» **Records to process**
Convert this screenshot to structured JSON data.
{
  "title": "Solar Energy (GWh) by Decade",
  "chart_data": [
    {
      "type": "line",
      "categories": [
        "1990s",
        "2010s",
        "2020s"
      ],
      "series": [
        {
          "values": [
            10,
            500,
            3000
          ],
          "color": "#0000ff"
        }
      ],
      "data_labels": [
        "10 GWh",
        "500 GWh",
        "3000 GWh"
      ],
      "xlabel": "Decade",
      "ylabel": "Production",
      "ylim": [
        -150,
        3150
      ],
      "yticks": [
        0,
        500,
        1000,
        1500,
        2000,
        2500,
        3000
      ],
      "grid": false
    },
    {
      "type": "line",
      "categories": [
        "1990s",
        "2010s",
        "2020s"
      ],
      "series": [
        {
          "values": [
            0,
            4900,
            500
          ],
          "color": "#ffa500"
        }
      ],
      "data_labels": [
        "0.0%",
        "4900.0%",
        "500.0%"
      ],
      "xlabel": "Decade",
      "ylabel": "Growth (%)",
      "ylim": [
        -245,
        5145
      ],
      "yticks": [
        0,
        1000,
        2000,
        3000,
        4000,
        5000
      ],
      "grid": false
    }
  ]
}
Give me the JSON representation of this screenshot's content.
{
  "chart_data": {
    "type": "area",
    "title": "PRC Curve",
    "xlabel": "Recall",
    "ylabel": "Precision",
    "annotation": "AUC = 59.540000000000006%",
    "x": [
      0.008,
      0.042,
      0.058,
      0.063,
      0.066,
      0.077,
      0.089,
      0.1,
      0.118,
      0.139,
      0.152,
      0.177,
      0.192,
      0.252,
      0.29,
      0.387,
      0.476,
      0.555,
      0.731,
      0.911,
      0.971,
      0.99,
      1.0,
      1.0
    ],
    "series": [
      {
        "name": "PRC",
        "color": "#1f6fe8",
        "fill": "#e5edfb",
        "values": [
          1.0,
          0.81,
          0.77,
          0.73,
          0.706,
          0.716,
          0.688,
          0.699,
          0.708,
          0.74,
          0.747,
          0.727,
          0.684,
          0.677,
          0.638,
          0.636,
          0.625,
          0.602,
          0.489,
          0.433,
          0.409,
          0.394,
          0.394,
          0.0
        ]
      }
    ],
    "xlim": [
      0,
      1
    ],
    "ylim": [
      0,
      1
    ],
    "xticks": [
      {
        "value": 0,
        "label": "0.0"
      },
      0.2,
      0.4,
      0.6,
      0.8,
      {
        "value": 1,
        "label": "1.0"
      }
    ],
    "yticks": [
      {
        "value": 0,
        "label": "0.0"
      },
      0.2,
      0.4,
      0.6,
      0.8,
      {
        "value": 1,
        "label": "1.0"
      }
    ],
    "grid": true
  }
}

» **Work to complete**
Show every line in the entries where the string "ylabel" occurs.

» **Solution to the exercise**
      "ylabel": "Production",
      "ylabel": "Growth (%)",
    "ylabel": "Precision",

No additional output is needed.